# Start of Text

So having taken quite a similar journey myself (not on par with hers, necessarily, since she was and is a little further to each side than I was/am) I was wondering some things.

So it's a natural human tendency to rebel against authority. Which I think is a wonderful thing in the long run (not necessarily while you're parenting teenagers, but eventually, I mean) because it allows for freedom of thought and gives us the ability to develop our own belief systems. My question is, if you are taught something by your parents that they very strongly believe in, what are the chances that you will believe it too?

Like I've said, my parents were very strong conservatives - but they never pushed the religion issue. Now I'm a very liberal conservative with no religion whatsoever. One thing I have seen is that for those who begin to question the beliefs they are taught, the stronger those beliefs are in the people who taught them, the further away some fall from them as they grow. I have a friend whose husband's parents are one particular religion that is very much a "women cannot wear pants, can't cut your hair, must be subservient to your husband" type of faith. Once he got out of the house and was able to form his own opinions, he became an atheist. But a couple of his siblings are still active in that church. My husband grew up in an LDS household and still believes in God but is not interested in being active in the church, while his older brother is very active and the church is a big part of his family's life (Hi Kristy!).

So where do you find a balance? I'm always wondering how I should approach belief systems (politics or religion) with my kids. I'm tempted to just let the chips fall where they may since it was really important to me that my parents allowed me to develop my beliefs on my own. They aren't exactly ecstatic that I'm not a true Republican anymore, but they respect it. I do believe very strongly in some things but I don't want my kids to think that they HAVE to believe the same way I do. In fact, I would probably be happy if either of my kids chose to be the opposite of me, because that would mean I've done my job and allowed them freedom to choose.

# End of Text
# Start of Data records

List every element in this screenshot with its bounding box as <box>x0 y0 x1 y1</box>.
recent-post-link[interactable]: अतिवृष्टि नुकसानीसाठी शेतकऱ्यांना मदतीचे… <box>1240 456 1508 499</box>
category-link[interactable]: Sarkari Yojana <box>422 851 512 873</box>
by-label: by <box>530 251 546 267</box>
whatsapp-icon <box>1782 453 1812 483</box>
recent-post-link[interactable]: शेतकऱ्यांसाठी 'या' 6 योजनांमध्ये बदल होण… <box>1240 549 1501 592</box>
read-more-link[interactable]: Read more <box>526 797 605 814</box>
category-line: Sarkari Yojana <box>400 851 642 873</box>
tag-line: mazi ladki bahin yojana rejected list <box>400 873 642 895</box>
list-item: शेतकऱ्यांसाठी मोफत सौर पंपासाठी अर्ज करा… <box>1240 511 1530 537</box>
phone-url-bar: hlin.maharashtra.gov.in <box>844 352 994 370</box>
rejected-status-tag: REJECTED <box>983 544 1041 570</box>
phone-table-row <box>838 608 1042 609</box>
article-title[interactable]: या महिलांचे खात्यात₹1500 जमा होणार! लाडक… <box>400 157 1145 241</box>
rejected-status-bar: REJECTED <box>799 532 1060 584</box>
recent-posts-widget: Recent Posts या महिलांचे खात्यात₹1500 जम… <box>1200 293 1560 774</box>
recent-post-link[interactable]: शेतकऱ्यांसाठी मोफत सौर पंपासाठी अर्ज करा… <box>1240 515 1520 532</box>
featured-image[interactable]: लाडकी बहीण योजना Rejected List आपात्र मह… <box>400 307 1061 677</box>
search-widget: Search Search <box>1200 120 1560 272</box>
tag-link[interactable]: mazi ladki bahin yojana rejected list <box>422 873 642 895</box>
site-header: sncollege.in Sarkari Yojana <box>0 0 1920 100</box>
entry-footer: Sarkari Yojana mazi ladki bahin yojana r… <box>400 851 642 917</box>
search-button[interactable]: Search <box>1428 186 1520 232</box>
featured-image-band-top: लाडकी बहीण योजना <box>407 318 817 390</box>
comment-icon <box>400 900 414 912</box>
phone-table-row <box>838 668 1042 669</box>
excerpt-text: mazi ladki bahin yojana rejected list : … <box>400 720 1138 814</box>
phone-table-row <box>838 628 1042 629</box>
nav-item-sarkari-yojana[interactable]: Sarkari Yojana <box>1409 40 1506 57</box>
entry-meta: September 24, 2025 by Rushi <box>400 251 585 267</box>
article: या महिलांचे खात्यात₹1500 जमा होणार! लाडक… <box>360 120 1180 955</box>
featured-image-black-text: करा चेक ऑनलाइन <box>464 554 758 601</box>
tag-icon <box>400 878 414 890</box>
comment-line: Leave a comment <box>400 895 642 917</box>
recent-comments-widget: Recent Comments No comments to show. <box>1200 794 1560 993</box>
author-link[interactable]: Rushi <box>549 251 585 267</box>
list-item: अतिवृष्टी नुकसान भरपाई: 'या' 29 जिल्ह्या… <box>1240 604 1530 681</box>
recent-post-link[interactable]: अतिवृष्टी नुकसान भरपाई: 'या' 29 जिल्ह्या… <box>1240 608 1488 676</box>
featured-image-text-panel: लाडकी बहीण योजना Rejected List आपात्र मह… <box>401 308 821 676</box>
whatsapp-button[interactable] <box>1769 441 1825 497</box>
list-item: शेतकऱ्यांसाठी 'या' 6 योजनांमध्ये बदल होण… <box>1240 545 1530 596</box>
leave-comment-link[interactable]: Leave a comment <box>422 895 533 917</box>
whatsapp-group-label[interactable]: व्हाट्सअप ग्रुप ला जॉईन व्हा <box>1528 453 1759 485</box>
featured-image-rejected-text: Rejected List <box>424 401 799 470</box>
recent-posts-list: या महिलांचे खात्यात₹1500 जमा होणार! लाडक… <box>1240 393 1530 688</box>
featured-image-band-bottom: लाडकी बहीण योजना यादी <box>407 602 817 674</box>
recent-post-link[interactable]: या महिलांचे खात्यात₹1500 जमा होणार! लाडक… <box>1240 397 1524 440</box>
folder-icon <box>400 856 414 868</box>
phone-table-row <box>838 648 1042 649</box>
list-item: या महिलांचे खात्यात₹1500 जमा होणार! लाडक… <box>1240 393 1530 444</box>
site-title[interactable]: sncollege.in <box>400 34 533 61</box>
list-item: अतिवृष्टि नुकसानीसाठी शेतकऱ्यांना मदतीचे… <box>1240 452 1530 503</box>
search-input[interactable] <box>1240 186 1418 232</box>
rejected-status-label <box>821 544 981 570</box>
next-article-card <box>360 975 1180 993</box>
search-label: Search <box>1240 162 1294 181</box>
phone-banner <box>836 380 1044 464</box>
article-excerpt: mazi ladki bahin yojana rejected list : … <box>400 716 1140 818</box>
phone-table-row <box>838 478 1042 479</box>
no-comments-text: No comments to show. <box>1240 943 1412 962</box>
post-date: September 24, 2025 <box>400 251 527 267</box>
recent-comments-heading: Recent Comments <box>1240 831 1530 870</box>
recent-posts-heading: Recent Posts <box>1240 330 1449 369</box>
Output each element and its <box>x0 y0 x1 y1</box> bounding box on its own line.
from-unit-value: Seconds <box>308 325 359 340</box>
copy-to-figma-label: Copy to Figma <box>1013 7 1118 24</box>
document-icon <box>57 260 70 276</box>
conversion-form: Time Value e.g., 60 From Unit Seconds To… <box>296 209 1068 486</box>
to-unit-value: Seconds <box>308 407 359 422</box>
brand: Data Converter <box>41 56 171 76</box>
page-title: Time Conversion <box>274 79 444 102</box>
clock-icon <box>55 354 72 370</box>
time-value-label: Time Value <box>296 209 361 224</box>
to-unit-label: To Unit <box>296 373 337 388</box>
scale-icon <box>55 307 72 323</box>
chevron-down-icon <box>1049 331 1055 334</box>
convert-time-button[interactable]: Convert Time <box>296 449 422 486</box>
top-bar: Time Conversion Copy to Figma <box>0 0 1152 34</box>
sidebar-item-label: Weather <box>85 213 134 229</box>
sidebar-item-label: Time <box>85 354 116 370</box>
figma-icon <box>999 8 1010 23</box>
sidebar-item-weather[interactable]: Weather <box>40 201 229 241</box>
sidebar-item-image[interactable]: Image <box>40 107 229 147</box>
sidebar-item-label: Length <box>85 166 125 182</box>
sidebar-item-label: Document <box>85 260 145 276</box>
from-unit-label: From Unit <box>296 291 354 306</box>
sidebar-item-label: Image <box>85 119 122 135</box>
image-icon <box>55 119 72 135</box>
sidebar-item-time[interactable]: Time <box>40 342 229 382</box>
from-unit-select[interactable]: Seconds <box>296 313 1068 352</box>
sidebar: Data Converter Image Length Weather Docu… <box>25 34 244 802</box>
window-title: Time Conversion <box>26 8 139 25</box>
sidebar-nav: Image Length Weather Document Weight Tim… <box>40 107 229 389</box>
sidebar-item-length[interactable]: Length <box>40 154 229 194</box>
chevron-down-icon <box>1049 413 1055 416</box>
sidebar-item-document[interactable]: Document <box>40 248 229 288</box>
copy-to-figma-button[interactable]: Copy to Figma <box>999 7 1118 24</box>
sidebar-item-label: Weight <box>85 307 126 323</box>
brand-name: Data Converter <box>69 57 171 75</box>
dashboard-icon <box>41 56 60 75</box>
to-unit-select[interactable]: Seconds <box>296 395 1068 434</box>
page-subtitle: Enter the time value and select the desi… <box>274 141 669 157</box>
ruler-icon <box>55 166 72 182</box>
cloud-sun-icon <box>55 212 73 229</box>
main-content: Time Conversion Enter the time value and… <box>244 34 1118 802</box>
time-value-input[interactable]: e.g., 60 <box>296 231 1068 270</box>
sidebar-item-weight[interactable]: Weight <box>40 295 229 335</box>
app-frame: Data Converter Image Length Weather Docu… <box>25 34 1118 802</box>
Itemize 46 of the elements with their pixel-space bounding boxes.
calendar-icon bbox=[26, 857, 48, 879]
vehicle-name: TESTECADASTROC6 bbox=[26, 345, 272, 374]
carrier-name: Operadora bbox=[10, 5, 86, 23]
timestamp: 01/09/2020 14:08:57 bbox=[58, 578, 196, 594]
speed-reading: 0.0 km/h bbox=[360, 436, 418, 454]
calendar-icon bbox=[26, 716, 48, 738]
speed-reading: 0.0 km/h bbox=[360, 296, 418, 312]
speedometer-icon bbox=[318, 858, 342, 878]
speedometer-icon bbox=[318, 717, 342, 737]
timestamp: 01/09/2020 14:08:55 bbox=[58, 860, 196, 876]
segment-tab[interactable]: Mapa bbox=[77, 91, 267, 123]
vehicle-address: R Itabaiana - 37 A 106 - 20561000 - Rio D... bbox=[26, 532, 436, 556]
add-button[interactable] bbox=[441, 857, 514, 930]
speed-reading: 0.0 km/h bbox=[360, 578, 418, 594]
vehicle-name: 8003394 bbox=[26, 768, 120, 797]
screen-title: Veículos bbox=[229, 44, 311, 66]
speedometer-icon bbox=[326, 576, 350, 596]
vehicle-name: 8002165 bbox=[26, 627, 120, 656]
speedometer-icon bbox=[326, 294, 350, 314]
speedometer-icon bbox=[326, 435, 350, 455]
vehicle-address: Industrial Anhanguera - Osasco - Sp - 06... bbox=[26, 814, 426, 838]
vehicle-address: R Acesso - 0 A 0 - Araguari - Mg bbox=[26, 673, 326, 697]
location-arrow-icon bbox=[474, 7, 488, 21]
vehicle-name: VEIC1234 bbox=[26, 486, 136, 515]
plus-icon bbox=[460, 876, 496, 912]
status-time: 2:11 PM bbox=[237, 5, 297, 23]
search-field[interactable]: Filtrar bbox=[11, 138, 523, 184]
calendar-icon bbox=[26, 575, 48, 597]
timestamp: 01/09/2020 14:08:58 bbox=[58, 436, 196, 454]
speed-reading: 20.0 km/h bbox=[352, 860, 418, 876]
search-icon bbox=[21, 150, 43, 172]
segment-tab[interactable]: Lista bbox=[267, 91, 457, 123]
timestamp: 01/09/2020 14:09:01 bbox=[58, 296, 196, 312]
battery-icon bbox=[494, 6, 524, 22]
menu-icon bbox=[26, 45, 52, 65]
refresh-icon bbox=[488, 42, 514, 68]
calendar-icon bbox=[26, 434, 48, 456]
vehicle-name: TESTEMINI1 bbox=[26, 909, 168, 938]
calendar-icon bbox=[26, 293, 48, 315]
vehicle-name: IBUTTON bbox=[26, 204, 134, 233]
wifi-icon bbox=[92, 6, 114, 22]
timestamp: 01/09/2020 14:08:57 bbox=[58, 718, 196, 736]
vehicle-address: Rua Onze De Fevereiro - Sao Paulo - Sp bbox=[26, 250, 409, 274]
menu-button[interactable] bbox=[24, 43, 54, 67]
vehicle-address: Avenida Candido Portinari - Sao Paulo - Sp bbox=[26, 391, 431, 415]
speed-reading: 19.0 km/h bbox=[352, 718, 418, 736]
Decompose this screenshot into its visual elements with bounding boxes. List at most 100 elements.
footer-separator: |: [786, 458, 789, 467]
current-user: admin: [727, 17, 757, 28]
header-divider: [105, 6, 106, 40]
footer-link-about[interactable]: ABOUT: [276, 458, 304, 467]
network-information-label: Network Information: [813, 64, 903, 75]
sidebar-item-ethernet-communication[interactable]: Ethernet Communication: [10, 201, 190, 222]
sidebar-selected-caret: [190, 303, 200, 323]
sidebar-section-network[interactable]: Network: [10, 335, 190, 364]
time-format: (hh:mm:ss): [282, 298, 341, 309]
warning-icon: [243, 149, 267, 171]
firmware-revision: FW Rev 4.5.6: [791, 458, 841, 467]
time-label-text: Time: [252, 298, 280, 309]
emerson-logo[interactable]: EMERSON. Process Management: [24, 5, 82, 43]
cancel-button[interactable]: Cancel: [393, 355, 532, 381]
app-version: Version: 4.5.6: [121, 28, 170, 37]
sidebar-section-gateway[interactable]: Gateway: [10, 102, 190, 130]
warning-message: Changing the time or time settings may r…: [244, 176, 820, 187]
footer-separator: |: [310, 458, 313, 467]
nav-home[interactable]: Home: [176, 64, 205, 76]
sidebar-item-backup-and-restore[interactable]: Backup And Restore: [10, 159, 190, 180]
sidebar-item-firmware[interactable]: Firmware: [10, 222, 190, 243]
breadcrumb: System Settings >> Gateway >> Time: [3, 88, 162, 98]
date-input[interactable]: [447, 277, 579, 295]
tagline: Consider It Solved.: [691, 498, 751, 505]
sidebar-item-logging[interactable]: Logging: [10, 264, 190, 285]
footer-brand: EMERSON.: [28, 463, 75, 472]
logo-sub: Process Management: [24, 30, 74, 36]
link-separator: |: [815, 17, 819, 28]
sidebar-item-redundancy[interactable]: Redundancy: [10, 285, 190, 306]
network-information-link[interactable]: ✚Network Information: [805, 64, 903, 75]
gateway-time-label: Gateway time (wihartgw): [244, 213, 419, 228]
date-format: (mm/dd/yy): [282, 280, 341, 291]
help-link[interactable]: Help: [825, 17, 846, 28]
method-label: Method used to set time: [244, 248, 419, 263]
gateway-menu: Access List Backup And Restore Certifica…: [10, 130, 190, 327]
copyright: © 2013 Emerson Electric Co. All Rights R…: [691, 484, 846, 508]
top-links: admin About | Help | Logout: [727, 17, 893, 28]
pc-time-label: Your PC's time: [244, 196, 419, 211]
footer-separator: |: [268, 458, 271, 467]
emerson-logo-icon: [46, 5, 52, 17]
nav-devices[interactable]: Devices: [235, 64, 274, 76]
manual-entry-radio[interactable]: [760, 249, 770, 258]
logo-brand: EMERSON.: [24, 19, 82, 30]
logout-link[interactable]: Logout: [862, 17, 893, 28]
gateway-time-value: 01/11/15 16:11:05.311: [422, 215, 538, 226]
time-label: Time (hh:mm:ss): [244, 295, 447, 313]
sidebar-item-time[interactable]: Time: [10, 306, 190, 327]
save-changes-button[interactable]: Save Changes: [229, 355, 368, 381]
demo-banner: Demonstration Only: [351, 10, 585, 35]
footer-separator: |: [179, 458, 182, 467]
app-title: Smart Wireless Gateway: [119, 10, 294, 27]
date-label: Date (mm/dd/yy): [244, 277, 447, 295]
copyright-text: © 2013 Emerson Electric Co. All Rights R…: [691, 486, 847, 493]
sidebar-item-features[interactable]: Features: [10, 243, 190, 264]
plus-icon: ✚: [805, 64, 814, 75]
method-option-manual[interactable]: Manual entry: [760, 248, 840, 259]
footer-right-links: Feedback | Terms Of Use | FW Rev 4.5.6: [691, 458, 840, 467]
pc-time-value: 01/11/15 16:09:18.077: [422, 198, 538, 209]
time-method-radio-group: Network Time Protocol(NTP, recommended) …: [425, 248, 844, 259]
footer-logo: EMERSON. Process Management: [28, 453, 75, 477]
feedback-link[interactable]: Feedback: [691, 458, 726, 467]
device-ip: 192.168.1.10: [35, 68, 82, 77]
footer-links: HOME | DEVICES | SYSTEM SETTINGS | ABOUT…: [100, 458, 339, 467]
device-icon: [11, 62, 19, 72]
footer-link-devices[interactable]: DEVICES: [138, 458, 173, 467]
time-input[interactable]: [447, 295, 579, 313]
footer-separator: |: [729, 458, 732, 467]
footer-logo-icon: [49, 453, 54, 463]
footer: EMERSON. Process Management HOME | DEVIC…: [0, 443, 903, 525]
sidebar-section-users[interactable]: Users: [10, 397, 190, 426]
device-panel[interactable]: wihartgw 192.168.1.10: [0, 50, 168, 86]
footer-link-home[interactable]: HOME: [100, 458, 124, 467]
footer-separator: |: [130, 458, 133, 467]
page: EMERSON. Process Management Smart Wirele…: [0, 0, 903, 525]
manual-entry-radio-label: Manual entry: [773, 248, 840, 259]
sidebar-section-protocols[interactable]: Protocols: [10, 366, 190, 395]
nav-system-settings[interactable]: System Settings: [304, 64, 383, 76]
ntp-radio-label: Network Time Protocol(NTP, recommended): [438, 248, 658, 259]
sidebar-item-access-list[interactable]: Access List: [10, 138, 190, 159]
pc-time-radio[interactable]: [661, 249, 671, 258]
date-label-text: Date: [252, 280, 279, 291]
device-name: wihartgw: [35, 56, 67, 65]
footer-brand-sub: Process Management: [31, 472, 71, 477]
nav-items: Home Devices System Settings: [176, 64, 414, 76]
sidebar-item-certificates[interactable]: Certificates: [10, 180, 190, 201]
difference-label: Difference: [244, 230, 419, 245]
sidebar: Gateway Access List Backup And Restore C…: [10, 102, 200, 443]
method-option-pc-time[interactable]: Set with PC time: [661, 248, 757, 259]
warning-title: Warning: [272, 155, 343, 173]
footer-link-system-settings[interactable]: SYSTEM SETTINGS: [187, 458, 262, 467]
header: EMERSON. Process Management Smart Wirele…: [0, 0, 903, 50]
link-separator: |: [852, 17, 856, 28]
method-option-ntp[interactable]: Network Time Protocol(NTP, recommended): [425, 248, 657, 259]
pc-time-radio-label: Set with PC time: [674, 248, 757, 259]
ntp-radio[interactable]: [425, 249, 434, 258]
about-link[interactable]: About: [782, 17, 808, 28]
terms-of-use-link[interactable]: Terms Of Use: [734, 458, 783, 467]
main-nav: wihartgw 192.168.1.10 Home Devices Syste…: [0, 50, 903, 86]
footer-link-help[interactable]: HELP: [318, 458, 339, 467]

# End of Data records

■ Goal ■
In the blog post, how does the writer describe their current political and religious position? Rely only on the blog post, not on the items.

■ Correct output ■
As a very liberal conservative with no religion whatsoever.